#### SHORT PROBLEM
Transcribe the full listing exactly, and drop every picture.

#### INFORMATION SUPPLIED
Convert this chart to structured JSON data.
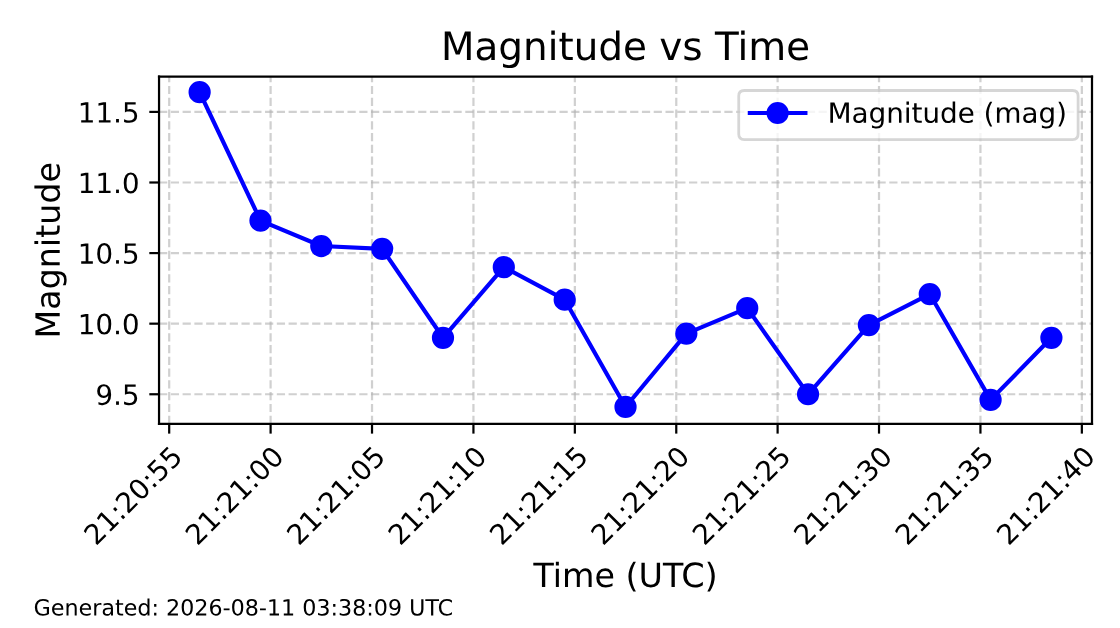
{
  "chart_data": {
    "type": "line",
    "title": "Magnitude vs Time",
    "xlabel": "Time (UTC)",
    "ylabel": "Magnitude",
    "x": [
      21.349028,
      21.349861,
      21.350694,
      21.351528,
      21.352361,
      21.353194,
      21.354028,
      21.354861,
      21.355694,
      21.356528,
      21.357361,
      21.358194,
      21.359028,
      21.359861,
      21.360694
    ],
    "series": [
      {
        "name": "Magnitude (mag)",
        "color": "#0000ff",
        "values": [
          11.64,
          10.73,
          10.55,
          10.53,
          9.9,
          10.4,
          10.17,
          9.41,
          9.93,
          10.11,
          9.5,
          9.99,
          10.21,
          9.46,
          9.9
        ]
      }
    ],
    "xlim": [
      21.348472,
      21.36125
    ],
    "xticks": [
      {
        "value": 21.348611,
        "label": "21:20:55"
      },
      {
        "value": 21.35,
        "label": "21:21:00"
      },
      {
        "value": 21.351389,
        "label": "21:21:05"
      },
      {
        "value": 21.352778,
        "label": "21:21:10"
      },
      {
        "value": 21.354167,
        "label": "21:21:15"
      },
      {
        "value": 21.355556,
        "label": "21:21:20"
      },
      {
        "value": 21.356944,
        "label": "21:21:25"
      },
      {
        "value": 21.358333,
        "label": "21:21:30"
      },
      {
        "value": 21.359722,
        "label": "21:21:35"
      },
      {
        "value": 21.361111,
        "label": "21:21:40"
      }
    ],
    "ylim": [
      9.29,
      11.75
    ],
    "yticks": [
      9.5,
      {
        "value": 10,
        "label": "10.0"
      },
      10.5,
      {
        "value": 11,
        "label": "11.0"
      },
      11.5
    ],
    "grid": true,
    "legend": "top right",
    "marker": "circle",
    "line_style": "solid",
    "annotations": [
      "Generated: 2026-08-11 03:38:09 UTC"
    ]
  }
}
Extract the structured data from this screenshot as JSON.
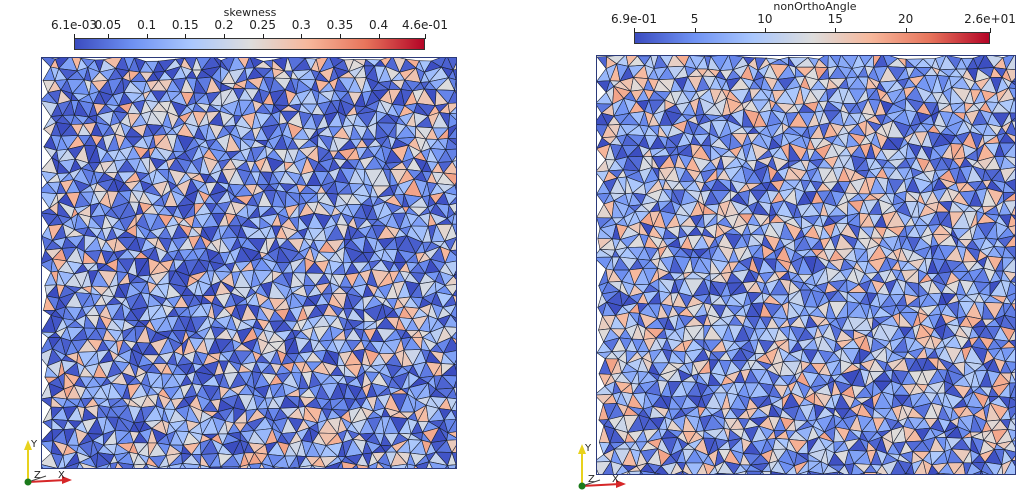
{
  "left_view": {
    "array_name": "skewness",
    "colormap": [
      "#3b4cc0",
      "#6f92f3",
      "#aac7fd",
      "#dddddd",
      "#f7b89c",
      "#e7745b",
      "#b40426"
    ],
    "tick_labels": [
      "6.1e-03",
      "0.05",
      "0.1",
      "0.15",
      "0.2",
      "0.25",
      "0.3",
      "0.35",
      "0.4",
      "4.6e-01"
    ],
    "tick_values": [
      0.0061,
      0.05,
      0.1,
      0.15,
      0.2,
      0.25,
      0.3,
      0.35,
      0.4,
      0.46
    ],
    "range": [
      0.0061,
      0.46
    ]
  },
  "right_view": {
    "array_name": "nonOrthoAngle",
    "colormap": [
      "#3b4cc0",
      "#6f92f3",
      "#aac7fd",
      "#dddddd",
      "#f7b89c",
      "#e7745b",
      "#b40426"
    ],
    "tick_labels": [
      "6.9e-01",
      "5",
      "10",
      "15",
      "20",
      "2.6e+01"
    ],
    "tick_values": [
      0.69,
      5,
      10,
      15,
      20,
      26
    ],
    "range": [
      0.69,
      26
    ]
  },
  "axes_triad": {
    "x_label": "X",
    "y_label": "Y",
    "z_label": "Z",
    "x_color": "#d62728",
    "y_color": "#e8d21d",
    "z_color": "#1a7a1a"
  },
  "mesh_style": {
    "edge_color": "#1b2233"
  }
}
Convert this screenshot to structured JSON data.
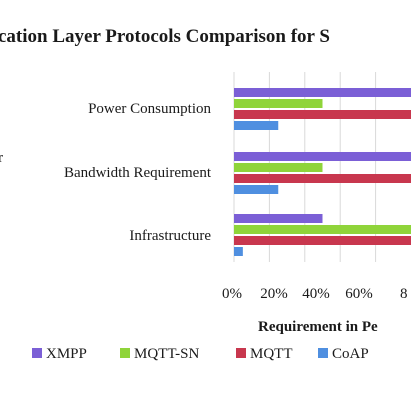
{
  "chart_data": {
    "type": "bar",
    "orientation": "horizontal",
    "title": "cation Layer Protocols Comparison for S",
    "left_fragment": "r",
    "xlabel": "Requirement in Pe",
    "xlim": [
      0,
      100
    ],
    "x_tick_labels": [
      "0%",
      "20%",
      "40%",
      "60%",
      "8"
    ],
    "grid": true,
    "legend_position": "bottom",
    "categories": [
      "Power Consumption",
      "Bandwidth Requirement",
      "Infrastructure"
    ],
    "series": [
      {
        "name": "XMPP",
        "color": "#7b5fd6",
        "values": [
          100,
          100,
          50
        ]
      },
      {
        "name": "MQTT-SN",
        "color": "#8fd43a",
        "values": [
          50,
          50,
          100
        ]
      },
      {
        "name": "MQTT",
        "color": "#c8374e",
        "values": [
          100,
          100,
          100
        ]
      },
      {
        "name": "CoAP",
        "color": "#4f8fe0",
        "values": [
          25,
          25,
          5
        ]
      }
    ]
  }
}
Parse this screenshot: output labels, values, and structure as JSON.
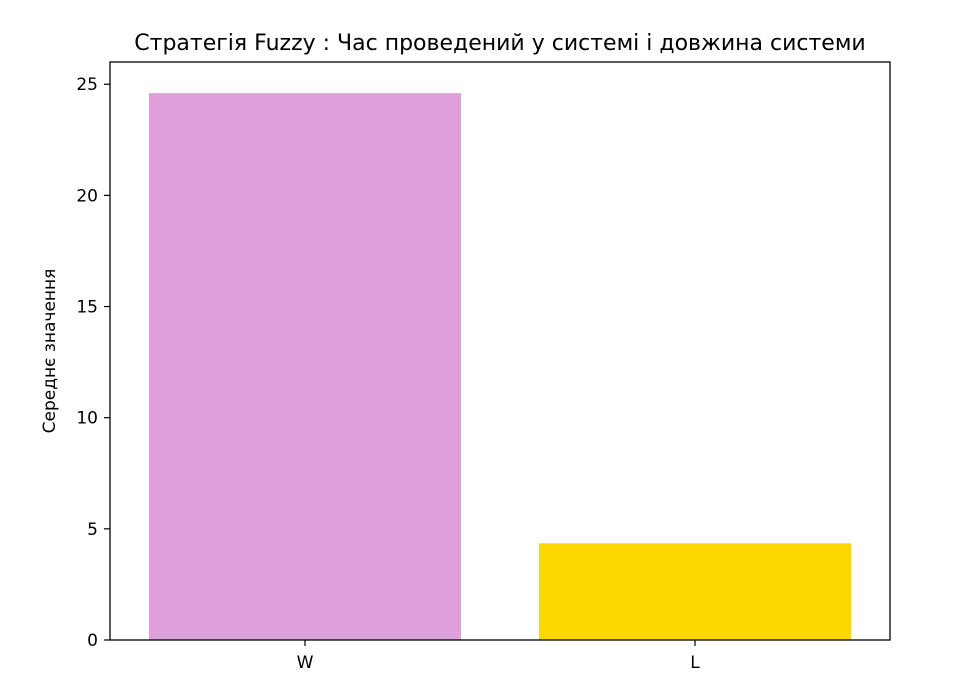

#### CORRECT RESULT
Convert this chart to structured JSON data.
{
  "chart_data": {
    "type": "line",
    "title": "Magnitude vs Time",
    "xlabel": "Time (UTC)",
    "ylabel": "Magnitude",
    "x": [
      21.349028,
      21.349861,
      21.350694,
      21.351528,
      21.352361,
      21.353194,
      21.354028,
      21.354861,
      21.355694,
      21.356528,
      21.357361,
      21.358194,
      21.359028,
      21.359861,
      21.360694
    ],
    "series": [
      {
        "name": "Magnitude (mag)",
        "color": "#0000ff",
        "values": [
          11.64,
          10.73,
          10.55,
          10.53,
          9.9,
          10.4,
          10.17,
          9.41,
          9.93,
          10.11,
          9.5,
          9.99,
          10.21,
          9.46,
          9.9
        ]
      }
    ],
    "xlim": [
      21.348472,
      21.36125
    ],
    "xticks": [
      {
        "value": 21.348611,
        "label": "21:20:55"
      },
      {
        "value": 21.35,
        "label": "21:21:00"
      },
      {
        "value": 21.351389,
        "label": "21:21:05"
      },
      {
        "value": 21.352778,
        "label": "21:21:10"
      },
      {
        "value": 21.354167,
        "label": "21:21:15"
      },
      {
        "value": 21.355556,
        "label": "21:21:20"
      },
      {
        "value": 21.356944,
        "label": "21:21:25"
      },
      {
        "value": 21.358333,
        "label": "21:21:30"
      },
      {
        "value": 21.359722,
        "label": "21:21:35"
      },
      {
        "value": 21.361111,
        "label": "21:21:40"
      }
    ],
    "ylim": [
      9.29,
      11.75
    ],
    "yticks": [
      9.5,
      {
        "value": 10,
        "label": "10.0"
      },
      10.5,
      {
        "value": 11,
        "label": "11.0"
      },
      11.5
    ],
    "grid": true,
    "legend": "top right",
    "marker": "circle",
    "line_style": "solid",
    "annotations": [
      "Generated: 2026-08-11 03:38:09 UTC"
    ]
  }
}
Extract the structured data from this screenshot as JSON.
{
  "left_view": {
    "array_name": "skewness",
    "colormap": [
      "#3b4cc0",
      "#6f92f3",
      "#aac7fd",
      "#dddddd",
      "#f7b89c",
      "#e7745b",
      "#b40426"
    ],
    "tick_labels": [
      "6.1e-03",
      "0.05",
      "0.1",
      "0.15",
      "0.2",
      "0.25",
      "0.3",
      "0.35",
      "0.4",
      "4.6e-01"
    ],
    "tick_values": [
      0.0061,
      0.05,
      0.1,
      0.15,
      0.2,
      0.25,
      0.3,
      0.35,
      0.4,
      0.46
    ],
    "range": [
      0.0061,
      0.46
    ]
  },
  "right_view": {
    "array_name": "nonOrthoAngle",
    "colormap": [
      "#3b4cc0",
      "#6f92f3",
      "#aac7fd",
      "#dddddd",
      "#f7b89c",
      "#e7745b",
      "#b40426"
    ],
    "tick_labels": [
      "6.9e-01",
      "5",
      "10",
      "15",
      "20",
      "2.6e+01"
    ],
    "tick_values": [
      0.69,
      5,
      10,
      15,
      20,
      26
    ],
    "range": [
      0.69,
      26
    ]
  },
  "axes_triad": {
    "x_label": "X",
    "y_label": "Y",
    "z_label": "Z",
    "x_color": "#d62728",
    "y_color": "#e8d21d",
    "z_color": "#1a7a1a"
  },
  "mesh_style": {
    "edge_color": "#1b2233"
  }
}
Convert this screenshot to structured JSON data.
{
  "chart_data": {
    "type": "bar",
    "orientation": "horizontal",
    "title": "cation Layer Protocols Comparison for S",
    "left_fragment": "r",
    "xlabel": "Requirement in Pe",
    "xlim": [
      0,
      100
    ],
    "x_tick_labels": [
      "0%",
      "20%",
      "40%",
      "60%",
      "8"
    ],
    "grid": true,
    "legend_position": "bottom",
    "categories": [
      "Power Consumption",
      "Bandwidth Requirement",
      "Infrastructure"
    ],
    "series": [
      {
        "name": "XMPP",
        "color": "#7b5fd6",
        "values": [
          100,
          100,
          50
        ]
      },
      {
        "name": "MQTT-SN",
        "color": "#8fd43a",
        "values": [
          50,
          50,
          100
        ]
      },
      {
        "name": "MQTT",
        "color": "#c8374e",
        "values": [
          100,
          100,
          100
        ]
      },
      {
        "name": "CoAP",
        "color": "#4f8fe0",
        "values": [
          25,
          25,
          5
        ]
      }
    ]
  }
}
Parse this screenshot: output labels, values, and structure as JSON.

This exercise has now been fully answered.